▶ Provided records:
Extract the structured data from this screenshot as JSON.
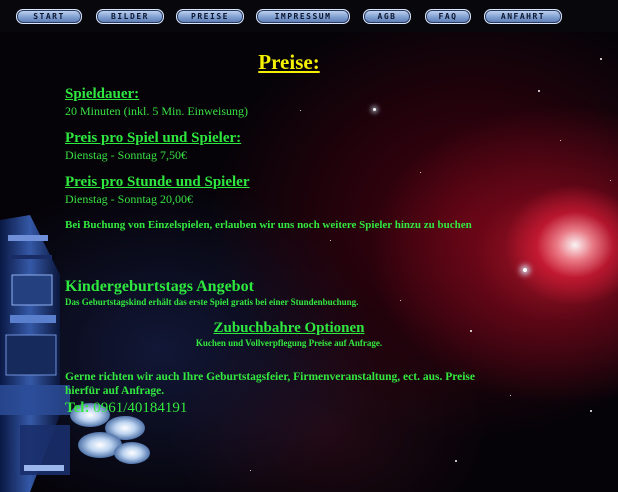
{
  "nav": [
    {
      "label": "START"
    },
    {
      "label": "BILDER"
    },
    {
      "label": "PREISE"
    },
    {
      "label": "IMPRESSUM"
    },
    {
      "label": "AGB"
    },
    {
      "label": "FAQ"
    },
    {
      "label": "ANFAHRT"
    }
  ],
  "page_title": "Preise:",
  "sections": {
    "spieldauer_heading": "Spieldauer:",
    "spieldauer_text": "20 Minuten (inkl. 5 Min. Einweisung)",
    "preis_spiel_heading": "Preis pro Spiel und Spieler:",
    "preis_spiel_text": "Dienstag - Sonntag 7,50€",
    "preis_stunde_heading": "Preis pro Stunde und Spieler",
    "preis_stunde_text": "Dienstag - Sonntag 20,00€",
    "einzelspiel_note": "Bei Buchung von Einzelspielen, erlauben wir uns noch weitere Spieler hinzu zu buchen"
  },
  "kinder": {
    "heading": "Kindergeburtstags Angebot",
    "text": "Das Geburtstagskind erhält das erste Spiel gratis bei einer Stundenbuchung."
  },
  "optionen": {
    "heading": "Zubuchbahre Optionen",
    "text": "Kuchen und Vollverpflegung Preise auf Anfrage."
  },
  "contact": {
    "text_line1": "Gerne richten wir auch Ihre Geburtstagsfeier, Firmenveranstaltung, ect. aus. Preise",
    "text_line2": "hierfür auf Anfrage.",
    "tel_label": "Tel:",
    "tel_number": "0961/40184191"
  }
}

▶ Work to complete:
Above are records with pictures; repeat the records exactly and leave the pictures out.

▶ Written reply:
Extract the structured data from this screenshot as JSON.
{
  "nav": [
    {
      "label": "START"
    },
    {
      "label": "BILDER"
    },
    {
      "label": "PREISE"
    },
    {
      "label": "IMPRESSUM"
    },
    {
      "label": "AGB"
    },
    {
      "label": "FAQ"
    },
    {
      "label": "ANFAHRT"
    }
  ],
  "page_title": "Preise:",
  "sections": {
    "spieldauer_heading": "Spieldauer:",
    "spieldauer_text": "20 Minuten (inkl. 5 Min. Einweisung)",
    "preis_spiel_heading": "Preis pro Spiel und Spieler:",
    "preis_spiel_text": "Dienstag - Sonntag 7,50€",
    "preis_stunde_heading": "Preis pro Stunde und Spieler",
    "preis_stunde_text": "Dienstag - Sonntag 20,00€",
    "einzelspiel_note": "Bei Buchung von Einzelspielen, erlauben wir uns noch weitere Spieler hinzu zu buchen"
  },
  "kinder": {
    "heading": "Kindergeburtstags Angebot",
    "text": "Das Geburtstagskind erhält das erste Spiel gratis bei einer Stundenbuchung."
  },
  "optionen": {
    "heading": "Zubuchbahre Optionen",
    "text": "Kuchen und Vollverpflegung Preise auf Anfrage."
  },
  "contact": {
    "text_line1": "Gerne richten wir auch Ihre Geburtstagsfeier, Firmenveranstaltung, ect. aus. Preise",
    "text_line2": "hierfür auf Anfrage.",
    "tel_label": "Tel:",
    "tel_number": "0961/40184191"
  }
}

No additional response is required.